Copy out each line of the material below that holds the string "name".

Available records>
=====

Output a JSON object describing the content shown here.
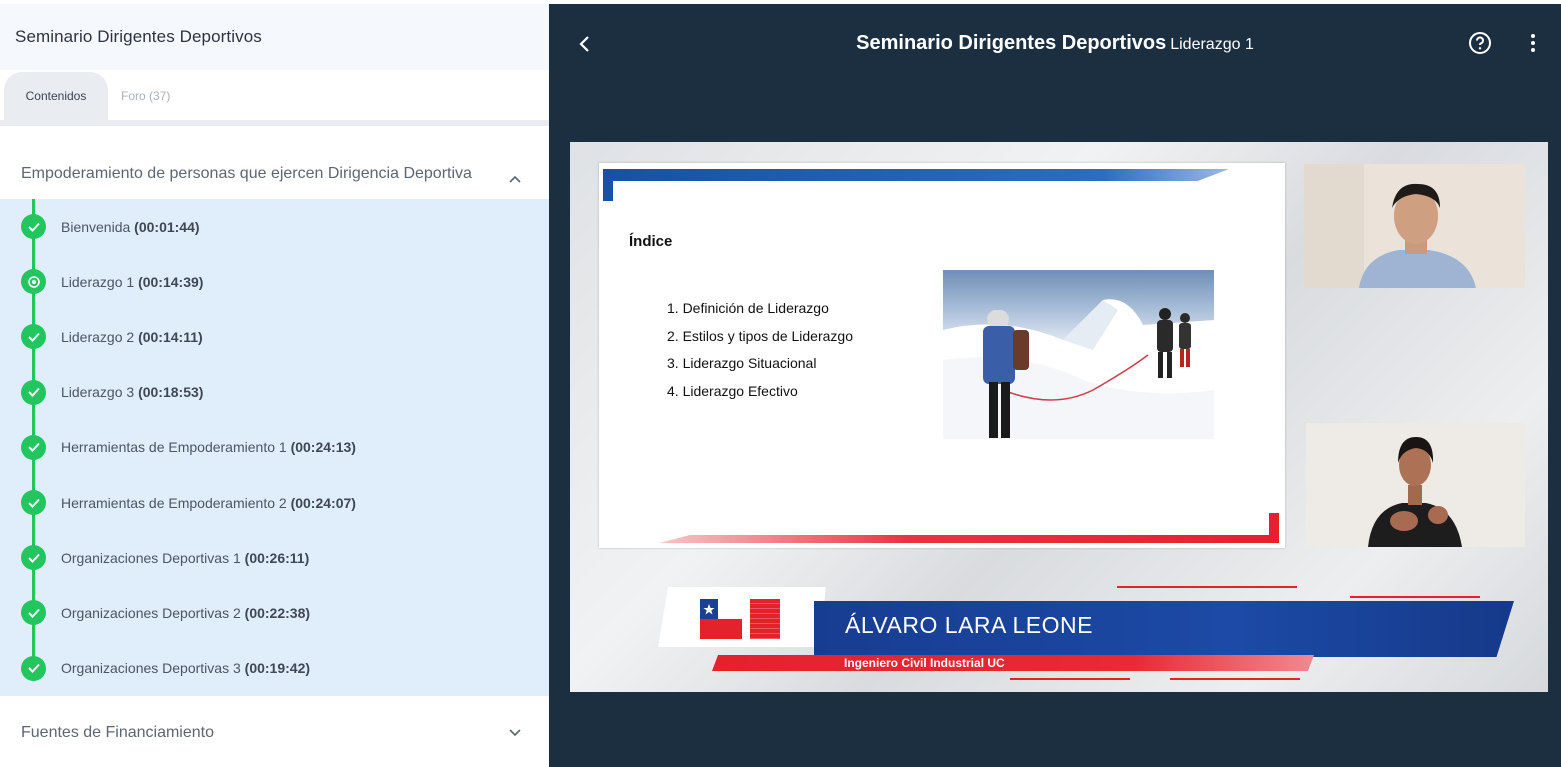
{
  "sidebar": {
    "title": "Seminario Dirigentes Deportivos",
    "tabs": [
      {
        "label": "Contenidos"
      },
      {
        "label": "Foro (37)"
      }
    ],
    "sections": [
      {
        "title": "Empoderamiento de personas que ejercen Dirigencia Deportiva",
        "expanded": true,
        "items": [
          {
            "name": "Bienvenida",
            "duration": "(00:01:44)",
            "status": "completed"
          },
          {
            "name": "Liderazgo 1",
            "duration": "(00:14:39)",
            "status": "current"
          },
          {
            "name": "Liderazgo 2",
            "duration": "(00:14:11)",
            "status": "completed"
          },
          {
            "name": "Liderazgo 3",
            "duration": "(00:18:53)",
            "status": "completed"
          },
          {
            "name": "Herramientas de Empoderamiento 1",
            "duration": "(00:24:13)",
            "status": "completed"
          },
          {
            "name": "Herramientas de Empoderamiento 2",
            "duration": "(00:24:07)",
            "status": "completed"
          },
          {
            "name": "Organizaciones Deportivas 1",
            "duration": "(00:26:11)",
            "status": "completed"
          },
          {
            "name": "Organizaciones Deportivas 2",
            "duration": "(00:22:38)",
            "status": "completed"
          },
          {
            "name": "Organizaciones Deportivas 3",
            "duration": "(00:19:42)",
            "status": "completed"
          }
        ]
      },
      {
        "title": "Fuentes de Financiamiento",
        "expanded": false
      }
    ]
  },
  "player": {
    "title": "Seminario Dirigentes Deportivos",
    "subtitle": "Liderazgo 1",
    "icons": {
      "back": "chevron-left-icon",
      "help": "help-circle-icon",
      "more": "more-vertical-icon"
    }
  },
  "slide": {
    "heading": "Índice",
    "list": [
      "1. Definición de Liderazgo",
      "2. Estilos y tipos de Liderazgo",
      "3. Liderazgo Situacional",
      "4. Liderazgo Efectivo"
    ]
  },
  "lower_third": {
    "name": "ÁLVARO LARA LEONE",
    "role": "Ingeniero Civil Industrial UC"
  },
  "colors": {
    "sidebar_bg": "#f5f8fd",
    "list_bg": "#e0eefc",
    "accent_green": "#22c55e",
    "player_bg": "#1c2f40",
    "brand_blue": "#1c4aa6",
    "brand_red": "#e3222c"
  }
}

=====

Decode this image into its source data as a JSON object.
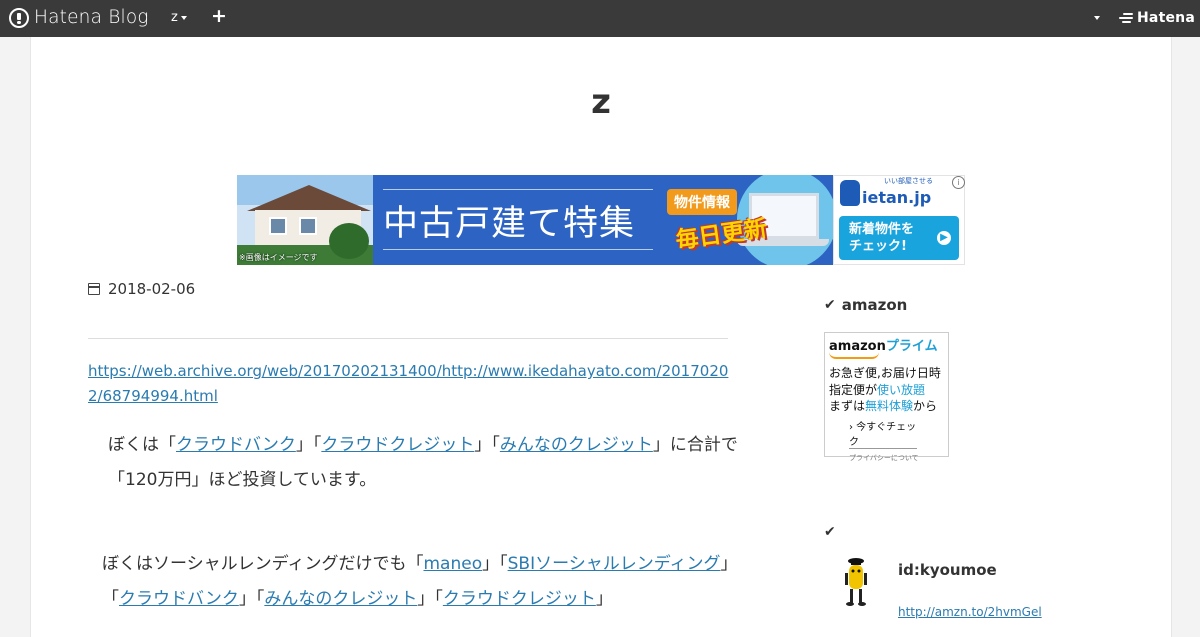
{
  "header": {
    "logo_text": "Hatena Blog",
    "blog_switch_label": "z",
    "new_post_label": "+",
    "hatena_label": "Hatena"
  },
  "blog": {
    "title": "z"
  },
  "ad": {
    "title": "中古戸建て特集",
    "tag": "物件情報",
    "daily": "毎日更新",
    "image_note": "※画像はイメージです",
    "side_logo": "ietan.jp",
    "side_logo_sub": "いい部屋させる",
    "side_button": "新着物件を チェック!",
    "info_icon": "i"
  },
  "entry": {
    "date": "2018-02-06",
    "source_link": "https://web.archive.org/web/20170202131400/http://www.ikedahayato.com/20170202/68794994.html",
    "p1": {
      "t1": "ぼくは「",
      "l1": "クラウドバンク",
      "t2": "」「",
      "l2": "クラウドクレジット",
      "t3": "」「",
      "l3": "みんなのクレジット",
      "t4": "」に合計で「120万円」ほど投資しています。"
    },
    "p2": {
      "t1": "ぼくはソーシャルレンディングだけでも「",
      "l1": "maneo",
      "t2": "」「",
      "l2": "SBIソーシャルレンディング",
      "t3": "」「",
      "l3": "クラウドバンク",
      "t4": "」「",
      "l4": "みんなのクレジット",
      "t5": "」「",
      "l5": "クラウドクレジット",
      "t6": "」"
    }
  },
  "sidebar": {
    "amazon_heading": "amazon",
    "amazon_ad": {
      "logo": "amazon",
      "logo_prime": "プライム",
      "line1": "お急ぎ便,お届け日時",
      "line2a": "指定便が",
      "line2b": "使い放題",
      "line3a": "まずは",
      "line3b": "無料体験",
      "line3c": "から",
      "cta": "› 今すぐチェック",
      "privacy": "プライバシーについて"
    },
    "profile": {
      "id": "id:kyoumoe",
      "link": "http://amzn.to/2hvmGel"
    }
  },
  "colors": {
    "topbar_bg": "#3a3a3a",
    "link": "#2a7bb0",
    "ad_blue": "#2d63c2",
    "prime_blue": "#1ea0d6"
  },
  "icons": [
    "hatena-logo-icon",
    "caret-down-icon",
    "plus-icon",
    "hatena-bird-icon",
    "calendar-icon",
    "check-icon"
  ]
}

=====

Exercise output>
            "name": "Bienvenida",
            "name": "Liderazgo 1",
            "name": "Liderazgo 2",
            "name": "Liderazgo 3",
            "name": "Herramientas de Empoderamiento 1",
            "name": "Herramientas de Empoderamiento 2",
            "name": "Organizaciones Deportivas 1",
            "name": "Organizaciones Deportivas 2",
            "name": "Organizaciones Deportivas 3",
    "name": "ÁLVARO LARA LEONE",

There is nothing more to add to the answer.